• Input records:
>> BEGIN

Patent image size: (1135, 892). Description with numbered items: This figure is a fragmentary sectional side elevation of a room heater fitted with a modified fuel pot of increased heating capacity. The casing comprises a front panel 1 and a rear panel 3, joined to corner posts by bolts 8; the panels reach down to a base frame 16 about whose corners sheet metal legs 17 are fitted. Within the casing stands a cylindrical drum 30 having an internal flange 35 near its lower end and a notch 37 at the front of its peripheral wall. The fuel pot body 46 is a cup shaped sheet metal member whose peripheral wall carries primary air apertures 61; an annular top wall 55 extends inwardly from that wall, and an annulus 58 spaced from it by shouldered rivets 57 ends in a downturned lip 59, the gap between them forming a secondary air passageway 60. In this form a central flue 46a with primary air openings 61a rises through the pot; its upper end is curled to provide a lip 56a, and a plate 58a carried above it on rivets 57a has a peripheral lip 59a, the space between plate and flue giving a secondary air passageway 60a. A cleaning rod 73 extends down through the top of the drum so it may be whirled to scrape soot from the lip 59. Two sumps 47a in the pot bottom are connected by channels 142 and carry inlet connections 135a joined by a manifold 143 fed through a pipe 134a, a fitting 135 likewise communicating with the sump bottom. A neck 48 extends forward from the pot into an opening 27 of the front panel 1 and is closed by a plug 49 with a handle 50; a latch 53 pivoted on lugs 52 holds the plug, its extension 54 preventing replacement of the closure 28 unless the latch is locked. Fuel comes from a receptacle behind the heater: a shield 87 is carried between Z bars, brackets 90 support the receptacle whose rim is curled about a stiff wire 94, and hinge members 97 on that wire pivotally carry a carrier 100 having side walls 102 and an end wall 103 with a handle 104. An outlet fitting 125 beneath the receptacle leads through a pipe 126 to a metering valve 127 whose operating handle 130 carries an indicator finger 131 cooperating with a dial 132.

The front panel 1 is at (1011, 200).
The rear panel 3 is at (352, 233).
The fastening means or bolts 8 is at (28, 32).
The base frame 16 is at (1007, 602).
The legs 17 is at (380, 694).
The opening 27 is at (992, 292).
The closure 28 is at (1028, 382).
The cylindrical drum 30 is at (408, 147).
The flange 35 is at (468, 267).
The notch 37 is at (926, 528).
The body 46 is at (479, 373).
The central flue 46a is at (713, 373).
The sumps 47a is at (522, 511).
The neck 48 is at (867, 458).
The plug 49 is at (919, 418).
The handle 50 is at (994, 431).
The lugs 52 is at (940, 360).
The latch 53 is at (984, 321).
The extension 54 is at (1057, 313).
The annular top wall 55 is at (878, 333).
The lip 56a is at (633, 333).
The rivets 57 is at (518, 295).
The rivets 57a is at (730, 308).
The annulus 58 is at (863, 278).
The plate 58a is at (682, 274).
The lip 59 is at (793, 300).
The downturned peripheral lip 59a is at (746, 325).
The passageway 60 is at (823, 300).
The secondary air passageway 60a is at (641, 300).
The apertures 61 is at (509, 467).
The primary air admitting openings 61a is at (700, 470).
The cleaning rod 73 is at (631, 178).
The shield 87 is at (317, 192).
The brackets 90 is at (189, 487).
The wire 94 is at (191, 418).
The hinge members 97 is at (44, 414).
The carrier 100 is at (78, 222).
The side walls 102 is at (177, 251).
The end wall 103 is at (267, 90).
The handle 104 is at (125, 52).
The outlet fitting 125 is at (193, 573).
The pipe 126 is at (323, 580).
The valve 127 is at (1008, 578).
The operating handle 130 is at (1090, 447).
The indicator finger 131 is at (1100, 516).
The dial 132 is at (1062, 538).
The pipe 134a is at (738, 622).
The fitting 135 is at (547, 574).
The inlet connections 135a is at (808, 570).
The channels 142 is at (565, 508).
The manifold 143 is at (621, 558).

>> END
>> BEGIN

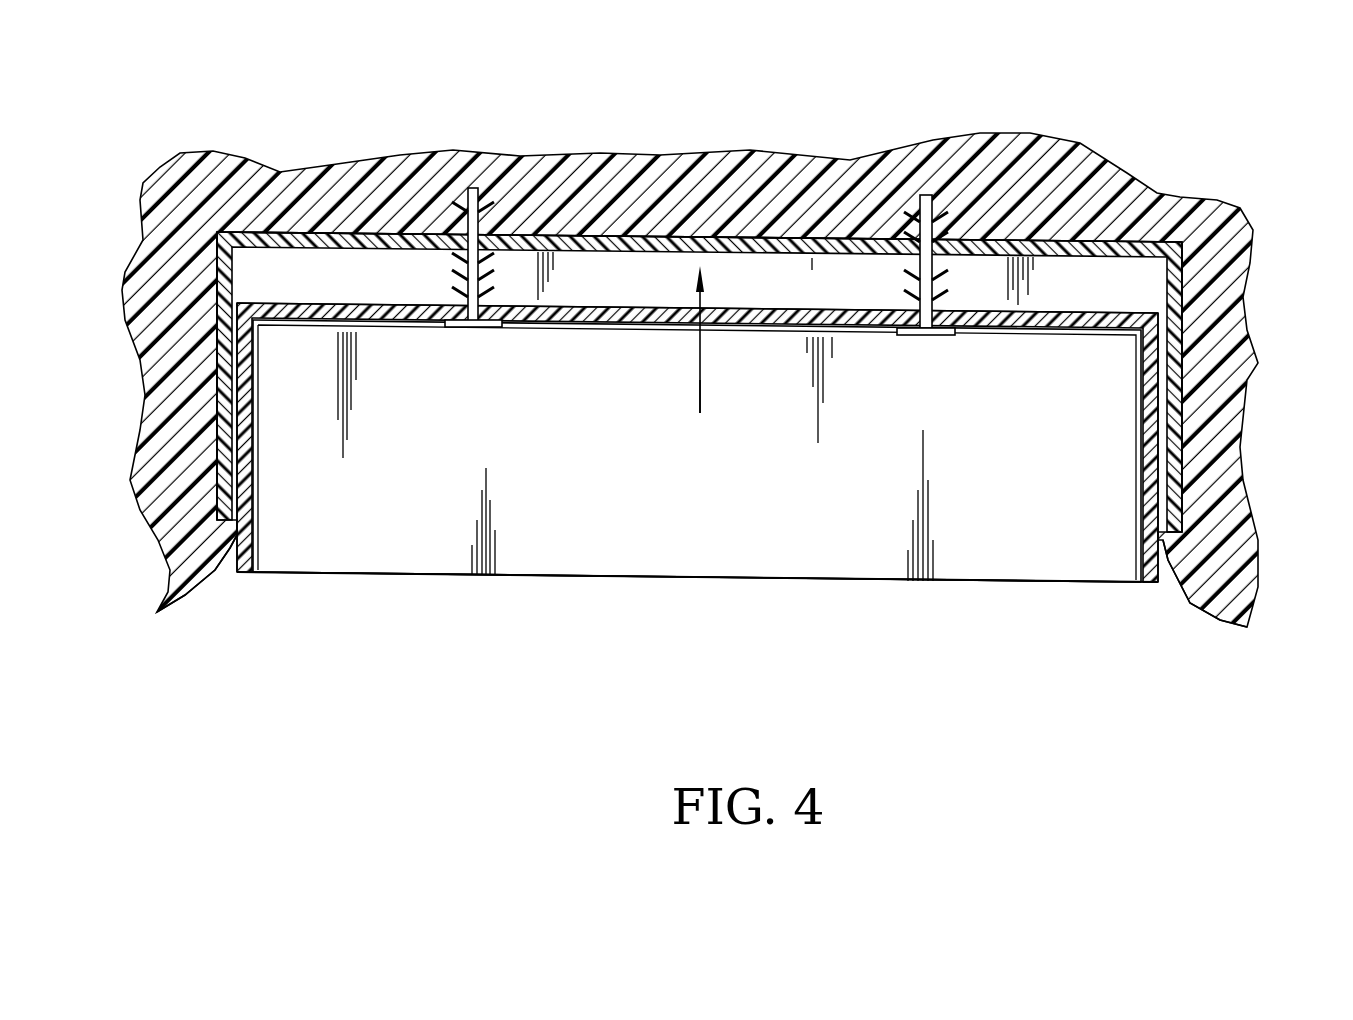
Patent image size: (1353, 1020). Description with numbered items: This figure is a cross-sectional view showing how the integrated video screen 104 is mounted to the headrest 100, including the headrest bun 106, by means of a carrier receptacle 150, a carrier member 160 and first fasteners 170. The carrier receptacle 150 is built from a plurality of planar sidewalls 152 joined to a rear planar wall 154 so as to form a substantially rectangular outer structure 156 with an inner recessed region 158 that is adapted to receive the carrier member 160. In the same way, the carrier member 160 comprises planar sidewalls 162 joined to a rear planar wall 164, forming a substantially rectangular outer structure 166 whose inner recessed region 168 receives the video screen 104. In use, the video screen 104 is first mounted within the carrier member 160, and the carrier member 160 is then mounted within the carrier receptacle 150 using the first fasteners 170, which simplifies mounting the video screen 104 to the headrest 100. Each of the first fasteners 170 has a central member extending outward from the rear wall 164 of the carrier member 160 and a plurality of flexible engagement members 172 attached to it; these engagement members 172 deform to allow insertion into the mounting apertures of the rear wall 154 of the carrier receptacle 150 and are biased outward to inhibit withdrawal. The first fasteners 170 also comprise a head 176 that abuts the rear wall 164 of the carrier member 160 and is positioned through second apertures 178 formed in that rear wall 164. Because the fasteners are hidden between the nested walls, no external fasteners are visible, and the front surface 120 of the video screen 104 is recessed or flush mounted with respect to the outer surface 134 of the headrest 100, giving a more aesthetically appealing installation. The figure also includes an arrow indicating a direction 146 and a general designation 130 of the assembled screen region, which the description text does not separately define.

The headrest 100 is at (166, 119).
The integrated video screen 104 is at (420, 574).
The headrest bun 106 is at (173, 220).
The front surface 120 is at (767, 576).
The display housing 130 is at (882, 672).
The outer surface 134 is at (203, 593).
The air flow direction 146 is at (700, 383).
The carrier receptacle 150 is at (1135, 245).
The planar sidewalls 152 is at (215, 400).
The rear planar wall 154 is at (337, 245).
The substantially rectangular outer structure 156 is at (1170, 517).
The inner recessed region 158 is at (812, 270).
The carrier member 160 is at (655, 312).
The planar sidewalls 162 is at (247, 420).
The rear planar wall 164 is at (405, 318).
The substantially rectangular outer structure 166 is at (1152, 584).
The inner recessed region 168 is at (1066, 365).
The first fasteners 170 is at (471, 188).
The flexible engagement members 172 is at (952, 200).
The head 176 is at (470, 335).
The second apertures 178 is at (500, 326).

>> END
>> BEGIN

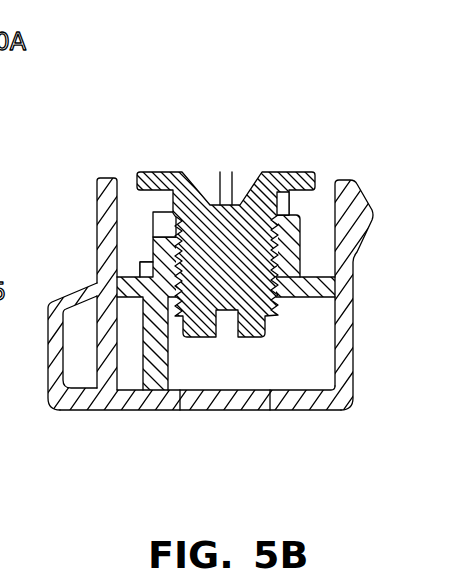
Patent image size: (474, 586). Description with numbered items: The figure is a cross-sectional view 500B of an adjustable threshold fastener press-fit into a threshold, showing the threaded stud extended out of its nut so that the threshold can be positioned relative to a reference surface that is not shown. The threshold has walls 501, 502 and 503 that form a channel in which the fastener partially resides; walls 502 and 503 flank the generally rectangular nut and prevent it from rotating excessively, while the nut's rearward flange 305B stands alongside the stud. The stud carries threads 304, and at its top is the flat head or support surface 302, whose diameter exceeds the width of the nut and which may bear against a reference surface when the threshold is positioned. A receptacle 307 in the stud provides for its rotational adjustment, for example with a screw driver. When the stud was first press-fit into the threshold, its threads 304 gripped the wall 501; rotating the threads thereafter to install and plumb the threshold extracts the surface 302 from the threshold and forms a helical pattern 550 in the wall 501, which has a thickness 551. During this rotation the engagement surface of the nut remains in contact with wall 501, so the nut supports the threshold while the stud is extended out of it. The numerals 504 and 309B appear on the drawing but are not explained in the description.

>> END

Collect each line of the records that contains the word "resides", matching case exactly.

Patent image size: (474, 586). Description with numbered items: The figure is a cross-sectional view 500B of an adjustable threshold fastener press-fit into a threshold, showing the threaded stud extended out of its nut so that the threshold can be positioned relative to a reference surface that is not shown. The threshold has walls 501, 502 and 503 that form a channel in which the fastener partially resides; walls 502 and 503 flank the generally rectangular nut and prevent it from rotating excessively, while the nut's rearward flange 305B stands alongside the stud. The stud carries threads 304, and at its top is the flat head or support surface 302, whose diameter exceeds the width of the nut and which may bear against a reference surface when the threshold is positioned. A receptacle 307 in the stud provides for its rotational adjustment, for example with a screw driver. When the stud was first press-fit into the threshold, its threads 304 gripped the wall 501; rotating the threads thereafter to install and plumb the threshold extracts the surface 302 from the threshold and forms a helical pattern 550 in the wall 501, which has a thickness 551. During this rotation the engagement surface of the nut remains in contact with wall 501, so the nut supports the threshold while the stud is extended out of it. The numerals 504 and 309B appear on the drawing but are not explained in the description.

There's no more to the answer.